Instruções de trabalho
Reproduza, por favor, o excerto sobre as crianças e o brincar de "Fico apreensiva sempre" a "uma prisão afetiva.", sem qualquer alteração.

Excerto do documento
§

Fico apreensiva sempre que uma criança me diz que não sabe o
que fazer com um pincel e uma caixa de aguarelas. É suposto as crianças terem
uma capacidade quase inata para experimentar, fantasiar, brincar. Quando não o
fazem, ecoa o ruído de um vazio interior, de uma prisão afetiva.
“Ah, mas é muito simples. Olha, tu arranjas um pincel, e
depois é só ter tinta e fazer festinhas no papel com o pincel”.
Estas são
palavras de um menino que tentava ensinar a mãe a pintar, depois desta lhe
dizer que não sabia pintar tão bem como ele. João dos Santos via nesta
descrição espontânea, o reflexo do afeto, das festinhas que esta criança
recebera em bebé. Afinal, fazer festinhas implica a consciência de um corpo, de
onde começa e acaba o eu e o outro, que se adquire no contacto com os outros e
com o próprio, ou seja, na relação. Através da sua espontaneidade, “tudo o que
aparece é sensibilidade, é sentimento, é tudo o que há de menos intelectual e
de mais expressivo, de mais sentimental”, defendia este psicanalista de referência
em Portugal. Preocupa-me, portanto, que mesmo antes de iniciar o percurso
escolar a criança já tenha perdido, ou nem chegado a desenvolver, esta
espontaneidade.
As primeiras crianças que me disseram que não sabiam o que
fazer com as tintas eram de famílias muito pobres e muito disfuncionais, que
pouco mais sabiam fazer para além de destruir. Os seus olhos brilhavam quando
juntos descobríamos o que podíamos afinal construir e unir. Seria o não saber
brincar a consequência das carências económicas? Não. Há crianças não tão
pobres que igualmente paralisam perante uma caixa de brinquedos ou uns frascos
de tinta. A pobreza do brincar será, afinal, afetiva. Mas também aqui se vê a
transformação quando repito as palavras daquele menino. “Vês? É só fazermos
festinhas com o pincel”. E quando a criança se espanta com a gota de tinta que
lhe cai na mão, “não faz mal, limpamos e fazemos festinhas nas nossas mãos e
agora deixamos os pincéis e fazemos festas no papel com as mãos!”. E a inibição
e o medo parecem dar lugar a um sorriso que espelha a esperança do afeto, das
festinhas no coração.

§

Entradas apresentadas
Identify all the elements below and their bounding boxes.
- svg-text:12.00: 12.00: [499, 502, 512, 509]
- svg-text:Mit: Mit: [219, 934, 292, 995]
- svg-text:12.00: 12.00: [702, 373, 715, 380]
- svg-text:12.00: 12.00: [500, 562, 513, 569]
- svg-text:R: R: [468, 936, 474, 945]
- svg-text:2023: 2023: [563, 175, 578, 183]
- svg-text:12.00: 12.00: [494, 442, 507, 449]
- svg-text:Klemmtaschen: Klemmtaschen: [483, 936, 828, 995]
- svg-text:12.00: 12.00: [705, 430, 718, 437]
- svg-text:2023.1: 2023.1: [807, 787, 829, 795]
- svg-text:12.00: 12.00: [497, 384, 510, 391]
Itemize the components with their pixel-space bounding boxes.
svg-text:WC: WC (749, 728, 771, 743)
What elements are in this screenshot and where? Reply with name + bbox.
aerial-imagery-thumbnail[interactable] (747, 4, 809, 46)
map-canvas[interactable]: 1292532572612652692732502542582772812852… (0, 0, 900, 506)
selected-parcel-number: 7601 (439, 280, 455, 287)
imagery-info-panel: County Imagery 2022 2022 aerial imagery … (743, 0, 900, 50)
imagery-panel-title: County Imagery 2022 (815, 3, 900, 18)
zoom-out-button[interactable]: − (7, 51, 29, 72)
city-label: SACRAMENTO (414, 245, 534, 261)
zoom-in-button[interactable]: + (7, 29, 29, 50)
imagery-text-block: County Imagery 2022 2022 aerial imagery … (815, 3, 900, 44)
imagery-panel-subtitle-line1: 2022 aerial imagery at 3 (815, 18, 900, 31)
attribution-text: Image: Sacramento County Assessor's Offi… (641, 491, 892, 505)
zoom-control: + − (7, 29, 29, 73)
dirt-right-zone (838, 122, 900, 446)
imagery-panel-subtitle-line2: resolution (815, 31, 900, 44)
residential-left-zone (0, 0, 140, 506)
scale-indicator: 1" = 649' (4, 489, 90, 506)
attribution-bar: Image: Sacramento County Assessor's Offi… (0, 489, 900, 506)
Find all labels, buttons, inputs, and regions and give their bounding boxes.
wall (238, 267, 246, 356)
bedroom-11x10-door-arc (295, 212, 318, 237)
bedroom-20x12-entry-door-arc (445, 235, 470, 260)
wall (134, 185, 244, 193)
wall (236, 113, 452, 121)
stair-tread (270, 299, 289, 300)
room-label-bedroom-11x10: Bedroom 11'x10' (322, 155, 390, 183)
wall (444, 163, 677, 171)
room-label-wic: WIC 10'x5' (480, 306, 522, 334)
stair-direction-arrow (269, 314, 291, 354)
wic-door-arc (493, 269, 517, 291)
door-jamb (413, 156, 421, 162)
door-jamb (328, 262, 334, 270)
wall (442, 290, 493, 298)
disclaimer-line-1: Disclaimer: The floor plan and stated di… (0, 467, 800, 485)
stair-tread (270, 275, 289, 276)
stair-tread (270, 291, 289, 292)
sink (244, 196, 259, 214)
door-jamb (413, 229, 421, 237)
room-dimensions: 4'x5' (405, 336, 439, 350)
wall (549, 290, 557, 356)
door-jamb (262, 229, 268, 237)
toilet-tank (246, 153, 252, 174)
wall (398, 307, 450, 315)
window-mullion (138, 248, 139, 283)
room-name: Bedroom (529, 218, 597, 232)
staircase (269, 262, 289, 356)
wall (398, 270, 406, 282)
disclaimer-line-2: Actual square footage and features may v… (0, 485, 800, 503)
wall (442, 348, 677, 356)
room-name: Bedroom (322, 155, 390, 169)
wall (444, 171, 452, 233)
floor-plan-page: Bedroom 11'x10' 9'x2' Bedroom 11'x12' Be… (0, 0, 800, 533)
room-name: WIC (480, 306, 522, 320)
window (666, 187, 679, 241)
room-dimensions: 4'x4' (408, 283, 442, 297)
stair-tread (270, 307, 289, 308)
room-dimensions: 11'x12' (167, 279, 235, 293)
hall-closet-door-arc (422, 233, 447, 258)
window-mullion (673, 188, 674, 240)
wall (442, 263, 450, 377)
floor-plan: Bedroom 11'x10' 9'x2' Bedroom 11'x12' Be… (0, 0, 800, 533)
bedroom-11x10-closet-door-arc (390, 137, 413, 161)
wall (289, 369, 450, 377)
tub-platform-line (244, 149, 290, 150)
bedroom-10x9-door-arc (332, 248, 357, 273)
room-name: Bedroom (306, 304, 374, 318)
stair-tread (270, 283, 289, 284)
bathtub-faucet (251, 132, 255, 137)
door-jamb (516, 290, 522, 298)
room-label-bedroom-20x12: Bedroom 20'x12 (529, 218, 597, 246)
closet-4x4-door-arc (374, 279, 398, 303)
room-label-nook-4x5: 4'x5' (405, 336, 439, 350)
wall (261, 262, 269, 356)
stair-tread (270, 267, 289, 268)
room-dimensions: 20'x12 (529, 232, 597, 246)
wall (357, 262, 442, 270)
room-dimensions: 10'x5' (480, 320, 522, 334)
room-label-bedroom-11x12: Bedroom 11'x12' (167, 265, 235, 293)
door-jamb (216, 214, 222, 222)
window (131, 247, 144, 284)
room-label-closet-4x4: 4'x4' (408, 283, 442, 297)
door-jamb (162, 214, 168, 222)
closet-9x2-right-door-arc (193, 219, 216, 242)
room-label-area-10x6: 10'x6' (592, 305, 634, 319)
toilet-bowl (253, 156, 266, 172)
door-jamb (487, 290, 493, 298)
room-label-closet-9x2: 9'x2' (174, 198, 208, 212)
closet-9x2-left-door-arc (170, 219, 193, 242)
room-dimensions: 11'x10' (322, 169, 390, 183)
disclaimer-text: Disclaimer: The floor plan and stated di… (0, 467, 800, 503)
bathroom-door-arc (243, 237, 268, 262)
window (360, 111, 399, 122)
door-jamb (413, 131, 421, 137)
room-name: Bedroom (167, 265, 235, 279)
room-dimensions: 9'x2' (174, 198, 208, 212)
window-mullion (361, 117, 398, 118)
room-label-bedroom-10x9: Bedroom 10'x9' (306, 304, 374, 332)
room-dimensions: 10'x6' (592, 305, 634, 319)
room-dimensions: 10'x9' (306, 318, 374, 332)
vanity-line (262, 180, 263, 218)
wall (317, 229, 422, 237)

§

A sua resposta
Fico apreensiva sempre que uma criança me diz que não sabe o
que fazer com um pincel e uma caixa de aguarelas. É suposto as crianças terem
uma capacidade quase inata para experimentar, fantasiar, brincar. Quando não o
fazem, ecoa o ruído de um vazio interior, de uma prisão afetiva.